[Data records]
········
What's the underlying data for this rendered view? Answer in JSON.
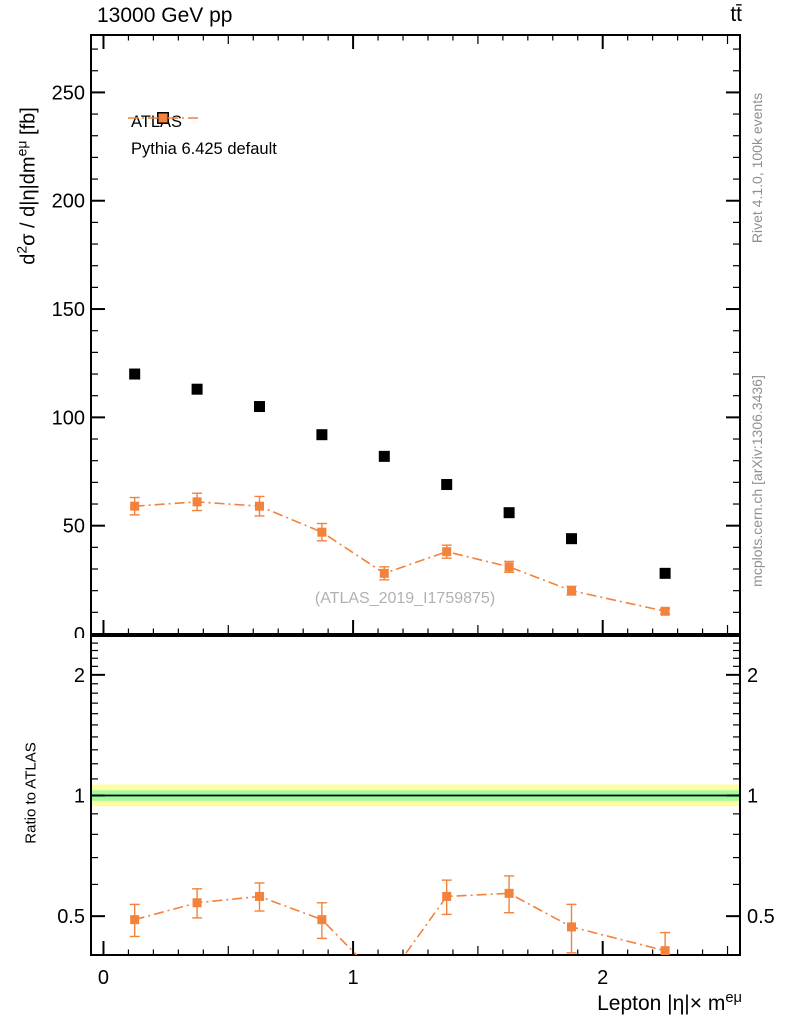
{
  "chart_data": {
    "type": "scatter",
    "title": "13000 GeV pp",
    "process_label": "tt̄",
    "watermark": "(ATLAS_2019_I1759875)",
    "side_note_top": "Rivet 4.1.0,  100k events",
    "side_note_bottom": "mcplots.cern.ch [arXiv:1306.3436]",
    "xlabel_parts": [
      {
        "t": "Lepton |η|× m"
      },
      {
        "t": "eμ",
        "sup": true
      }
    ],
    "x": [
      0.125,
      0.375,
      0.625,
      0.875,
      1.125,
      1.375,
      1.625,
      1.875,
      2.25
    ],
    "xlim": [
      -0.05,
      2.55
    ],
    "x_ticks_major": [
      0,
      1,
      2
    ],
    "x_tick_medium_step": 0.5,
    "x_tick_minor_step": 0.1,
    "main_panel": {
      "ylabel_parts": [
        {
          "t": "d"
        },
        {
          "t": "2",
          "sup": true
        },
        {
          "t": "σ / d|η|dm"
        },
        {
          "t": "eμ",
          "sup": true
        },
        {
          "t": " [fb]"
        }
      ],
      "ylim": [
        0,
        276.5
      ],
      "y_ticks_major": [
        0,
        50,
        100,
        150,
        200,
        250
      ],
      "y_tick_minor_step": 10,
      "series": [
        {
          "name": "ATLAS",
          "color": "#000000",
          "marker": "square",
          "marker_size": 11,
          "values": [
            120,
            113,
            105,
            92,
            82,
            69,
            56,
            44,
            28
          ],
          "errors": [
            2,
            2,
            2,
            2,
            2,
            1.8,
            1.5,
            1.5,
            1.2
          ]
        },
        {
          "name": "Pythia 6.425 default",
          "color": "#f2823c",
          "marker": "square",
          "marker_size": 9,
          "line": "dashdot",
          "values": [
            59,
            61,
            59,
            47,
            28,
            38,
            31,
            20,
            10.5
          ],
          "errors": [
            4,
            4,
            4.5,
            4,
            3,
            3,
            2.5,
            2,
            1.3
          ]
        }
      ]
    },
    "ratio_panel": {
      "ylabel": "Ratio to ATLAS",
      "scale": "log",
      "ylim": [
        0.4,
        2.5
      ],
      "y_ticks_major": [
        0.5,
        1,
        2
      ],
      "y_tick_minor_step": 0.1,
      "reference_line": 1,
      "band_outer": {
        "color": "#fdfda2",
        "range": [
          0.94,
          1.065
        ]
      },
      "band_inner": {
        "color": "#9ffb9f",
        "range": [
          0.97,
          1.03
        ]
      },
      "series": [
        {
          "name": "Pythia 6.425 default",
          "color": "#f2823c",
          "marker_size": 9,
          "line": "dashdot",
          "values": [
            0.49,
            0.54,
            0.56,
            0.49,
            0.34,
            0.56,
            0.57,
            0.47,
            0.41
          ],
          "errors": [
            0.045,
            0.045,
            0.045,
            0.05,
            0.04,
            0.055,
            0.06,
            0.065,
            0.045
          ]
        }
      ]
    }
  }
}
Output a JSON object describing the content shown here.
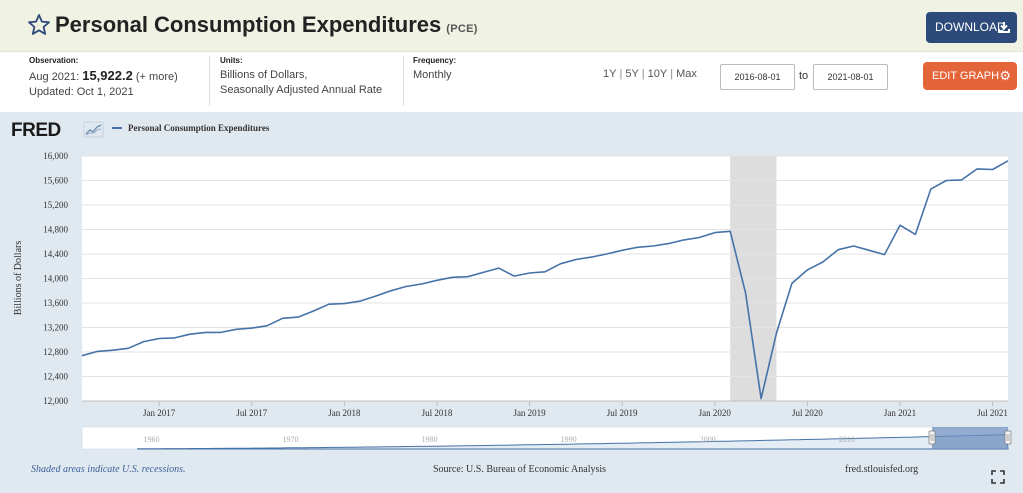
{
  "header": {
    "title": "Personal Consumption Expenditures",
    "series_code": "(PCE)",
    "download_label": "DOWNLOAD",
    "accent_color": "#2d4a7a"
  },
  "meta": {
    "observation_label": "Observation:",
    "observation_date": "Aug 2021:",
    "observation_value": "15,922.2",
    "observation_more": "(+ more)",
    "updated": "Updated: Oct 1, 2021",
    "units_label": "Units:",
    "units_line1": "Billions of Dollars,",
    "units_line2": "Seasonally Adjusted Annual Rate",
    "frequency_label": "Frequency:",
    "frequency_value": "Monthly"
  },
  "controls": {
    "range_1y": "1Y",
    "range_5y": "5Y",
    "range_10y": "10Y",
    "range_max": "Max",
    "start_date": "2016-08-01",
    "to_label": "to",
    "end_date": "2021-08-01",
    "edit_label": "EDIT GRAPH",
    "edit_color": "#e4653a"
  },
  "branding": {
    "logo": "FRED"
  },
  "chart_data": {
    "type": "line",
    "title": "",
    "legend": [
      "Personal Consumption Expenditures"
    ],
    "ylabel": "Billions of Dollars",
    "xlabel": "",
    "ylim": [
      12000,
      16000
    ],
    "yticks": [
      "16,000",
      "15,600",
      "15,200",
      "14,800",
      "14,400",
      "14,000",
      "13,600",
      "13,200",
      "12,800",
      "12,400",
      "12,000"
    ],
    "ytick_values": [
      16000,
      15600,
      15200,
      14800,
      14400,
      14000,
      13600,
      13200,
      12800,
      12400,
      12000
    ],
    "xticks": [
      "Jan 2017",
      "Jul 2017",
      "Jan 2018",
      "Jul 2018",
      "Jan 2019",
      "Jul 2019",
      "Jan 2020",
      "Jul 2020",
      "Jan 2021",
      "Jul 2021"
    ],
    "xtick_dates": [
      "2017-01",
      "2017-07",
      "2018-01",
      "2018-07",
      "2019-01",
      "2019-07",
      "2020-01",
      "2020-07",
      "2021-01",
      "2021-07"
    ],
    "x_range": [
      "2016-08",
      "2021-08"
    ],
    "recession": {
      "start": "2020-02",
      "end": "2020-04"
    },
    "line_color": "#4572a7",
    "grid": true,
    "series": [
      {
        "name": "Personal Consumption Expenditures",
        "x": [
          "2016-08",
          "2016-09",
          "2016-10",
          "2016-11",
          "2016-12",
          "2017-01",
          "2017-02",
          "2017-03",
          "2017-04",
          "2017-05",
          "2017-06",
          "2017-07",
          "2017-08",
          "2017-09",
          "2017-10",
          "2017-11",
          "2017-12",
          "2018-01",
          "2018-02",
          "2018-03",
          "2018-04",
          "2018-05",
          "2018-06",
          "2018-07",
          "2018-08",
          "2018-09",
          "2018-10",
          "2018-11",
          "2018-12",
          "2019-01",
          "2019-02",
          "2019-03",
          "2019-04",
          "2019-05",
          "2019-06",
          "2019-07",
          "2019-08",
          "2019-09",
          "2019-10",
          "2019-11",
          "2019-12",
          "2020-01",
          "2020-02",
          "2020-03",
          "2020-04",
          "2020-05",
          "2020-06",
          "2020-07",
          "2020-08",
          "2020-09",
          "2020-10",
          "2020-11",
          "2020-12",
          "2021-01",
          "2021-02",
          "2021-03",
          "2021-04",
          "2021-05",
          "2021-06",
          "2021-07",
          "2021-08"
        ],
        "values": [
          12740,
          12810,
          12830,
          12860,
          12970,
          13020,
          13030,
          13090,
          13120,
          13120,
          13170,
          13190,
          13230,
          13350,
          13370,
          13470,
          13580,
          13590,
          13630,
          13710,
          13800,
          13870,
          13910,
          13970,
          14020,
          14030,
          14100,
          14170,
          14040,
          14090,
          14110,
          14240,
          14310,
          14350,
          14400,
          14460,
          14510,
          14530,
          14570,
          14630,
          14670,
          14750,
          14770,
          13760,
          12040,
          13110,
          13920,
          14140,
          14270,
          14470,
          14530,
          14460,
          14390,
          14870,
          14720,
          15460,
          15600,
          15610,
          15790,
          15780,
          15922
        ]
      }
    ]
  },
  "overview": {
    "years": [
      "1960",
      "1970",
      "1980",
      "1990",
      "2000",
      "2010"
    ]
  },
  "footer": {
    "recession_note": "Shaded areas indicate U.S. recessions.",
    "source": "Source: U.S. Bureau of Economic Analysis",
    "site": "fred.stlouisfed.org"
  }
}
········
_AIM:_ Each entry above is to be written out again unchanged, apart from the pictures, which are left out.

_TASK OUTPUT:_
What's the underlying data for this rendered view? Answer in JSON.
{
  "chart_data": {
    "type": "scatter",
    "title": "13000 GeV pp",
    "process_label": "tt̄",
    "watermark": "(ATLAS_2019_I1759875)",
    "side_note_top": "Rivet 4.1.0,  100k events",
    "side_note_bottom": "mcplots.cern.ch [arXiv:1306.3436]",
    "xlabel_parts": [
      {
        "t": "Lepton |η|× m"
      },
      {
        "t": "eμ",
        "sup": true
      }
    ],
    "x": [
      0.125,
      0.375,
      0.625,
      0.875,
      1.125,
      1.375,
      1.625,
      1.875,
      2.25
    ],
    "xlim": [
      -0.05,
      2.55
    ],
    "x_ticks_major": [
      0,
      1,
      2
    ],
    "x_tick_medium_step": 0.5,
    "x_tick_minor_step": 0.1,
    "main_panel": {
      "ylabel_parts": [
        {
          "t": "d"
        },
        {
          "t": "2",
          "sup": true
        },
        {
          "t": "σ / d|η|dm"
        },
        {
          "t": "eμ",
          "sup": true
        },
        {
          "t": " [fb]"
        }
      ],
      "ylim": [
        0,
        276.5
      ],
      "y_ticks_major": [
        0,
        50,
        100,
        150,
        200,
        250
      ],
      "y_tick_minor_step": 10,
      "series": [
        {
          "name": "ATLAS",
          "color": "#000000",
          "marker": "square",
          "marker_size": 11,
          "values": [
            120,
            113,
            105,
            92,
            82,
            69,
            56,
            44,
            28
          ],
          "errors": [
            2,
            2,
            2,
            2,
            2,
            1.8,
            1.5,
            1.5,
            1.2
          ]
        },
        {
          "name": "Pythia 6.425 default",
          "color": "#f2823c",
          "marker": "square",
          "marker_size": 9,
          "line": "dashdot",
          "values": [
            59,
            61,
            59,
            47,
            28,
            38,
            31,
            20,
            10.5
          ],
          "errors": [
            4,
            4,
            4.5,
            4,
            3,
            3,
            2.5,
            2,
            1.3
          ]
        }
      ]
    },
    "ratio_panel": {
      "ylabel": "Ratio to ATLAS",
      "scale": "log",
      "ylim": [
        0.4,
        2.5
      ],
      "y_ticks_major": [
        0.5,
        1,
        2
      ],
      "y_tick_minor_step": 0.1,
      "reference_line": 1,
      "band_outer": {
        "color": "#fdfda2",
        "range": [
          0.94,
          1.065
        ]
      },
      "band_inner": {
        "color": "#9ffb9f",
        "range": [
          0.97,
          1.03
        ]
      },
      "series": [
        {
          "name": "Pythia 6.425 default",
          "color": "#f2823c",
          "marker_size": 9,
          "line": "dashdot",
          "values": [
            0.49,
            0.54,
            0.56,
            0.49,
            0.34,
            0.56,
            0.57,
            0.47,
            0.41
          ],
          "errors": [
            0.045,
            0.045,
            0.045,
            0.05,
            0.04,
            0.055,
            0.06,
            0.065,
            0.045
          ]
        }
      ]
    }
  }
}
Output a JSON object describing the content shown here.
{
  "header": {
    "title": "Personal Consumption Expenditures",
    "series_code": "(PCE)",
    "download_label": "DOWNLOAD",
    "accent_color": "#2d4a7a"
  },
  "meta": {
    "observation_label": "Observation:",
    "observation_date": "Aug 2021:",
    "observation_value": "15,922.2",
    "observation_more": "(+ more)",
    "updated": "Updated: Oct 1, 2021",
    "units_label": "Units:",
    "units_line1": "Billions of Dollars,",
    "units_line2": "Seasonally Adjusted Annual Rate",
    "frequency_label": "Frequency:",
    "frequency_value": "Monthly"
  },
  "controls": {
    "range_1y": "1Y",
    "range_5y": "5Y",
    "range_10y": "10Y",
    "range_max": "Max",
    "start_date": "2016-08-01",
    "to_label": "to",
    "end_date": "2021-08-01",
    "edit_label": "EDIT GRAPH",
    "edit_color": "#e4653a"
  },
  "branding": {
    "logo": "FRED"
  },
  "chart_data": {
    "type": "line",
    "title": "",
    "legend": [
      "Personal Consumption Expenditures"
    ],
    "ylabel": "Billions of Dollars",
    "xlabel": "",
    "ylim": [
      12000,
      16000
    ],
    "yticks": [
      "16,000",
      "15,600",
      "15,200",
      "14,800",
      "14,400",
      "14,000",
      "13,600",
      "13,200",
      "12,800",
      "12,400",
      "12,000"
    ],
    "ytick_values": [
      16000,
      15600,
      15200,
      14800,
      14400,
      14000,
      13600,
      13200,
      12800,
      12400,
      12000
    ],
    "xticks": [
      "Jan 2017",
      "Jul 2017",
      "Jan 2018",
      "Jul 2018",
      "Jan 2019",
      "Jul 2019",
      "Jan 2020",
      "Jul 2020",
      "Jan 2021",
      "Jul 2021"
    ],
    "xtick_dates": [
      "2017-01",
      "2017-07",
      "2018-01",
      "2018-07",
      "2019-01",
      "2019-07",
      "2020-01",
      "2020-07",
      "2021-01",
      "2021-07"
    ],
    "x_range": [
      "2016-08",
      "2021-08"
    ],
    "recession": {
      "start": "2020-02",
      "end": "2020-04"
    },
    "line_color": "#4572a7",
    "grid": true,
    "series": [
      {
        "name": "Personal Consumption Expenditures",
        "x": [
          "2016-08",
          "2016-09",
          "2016-10",
          "2016-11",
          "2016-12",
          "2017-01",
          "2017-02",
          "2017-03",
          "2017-04",
          "2017-05",
          "2017-06",
          "2017-07",
          "2017-08",
          "2017-09",
          "2017-10",
          "2017-11",
          "2017-12",
          "2018-01",
          "2018-02",
          "2018-03",
          "2018-04",
          "2018-05",
          "2018-06",
          "2018-07",
          "2018-08",
          "2018-09",
          "2018-10",
          "2018-11",
          "2018-12",
          "2019-01",
          "2019-02",
          "2019-03",
          "2019-04",
          "2019-05",
          "2019-06",
          "2019-07",
          "2019-08",
          "2019-09",
          "2019-10",
          "2019-11",
          "2019-12",
          "2020-01",
          "2020-02",
          "2020-03",
          "2020-04",
          "2020-05",
          "2020-06",
          "2020-07",
          "2020-08",
          "2020-09",
          "2020-10",
          "2020-11",
          "2020-12",
          "2021-01",
          "2021-02",
          "2021-03",
          "2021-04",
          "2021-05",
          "2021-06",
          "2021-07",
          "2021-08"
        ],
        "values": [
          12740,
          12810,
          12830,
          12860,
          12970,
          13020,
          13030,
          13090,
          13120,
          13120,
          13170,
          13190,
          13230,
          13350,
          13370,
          13470,
          13580,
          13590,
          13630,
          13710,
          13800,
          13870,
          13910,
          13970,
          14020,
          14030,
          14100,
          14170,
          14040,
          14090,
          14110,
          14240,
          14310,
          14350,
          14400,
          14460,
          14510,
          14530,
          14570,
          14630,
          14670,
          14750,
          14770,
          13760,
          12040,
          13110,
          13920,
          14140,
          14270,
          14470,
          14530,
          14460,
          14390,
          14870,
          14720,
          15460,
          15600,
          15610,
          15790,
          15780,
          15922
        ]
      }
    ]
  },
  "overview": {
    "years": [
      "1960",
      "1970",
      "1980",
      "1990",
      "2000",
      "2010"
    ]
  },
  "footer": {
    "recession_note": "Shaded areas indicate U.S. recessions.",
    "source": "Source: U.S. Bureau of Economic Analysis",
    "site": "fred.stlouisfed.org"
  }
}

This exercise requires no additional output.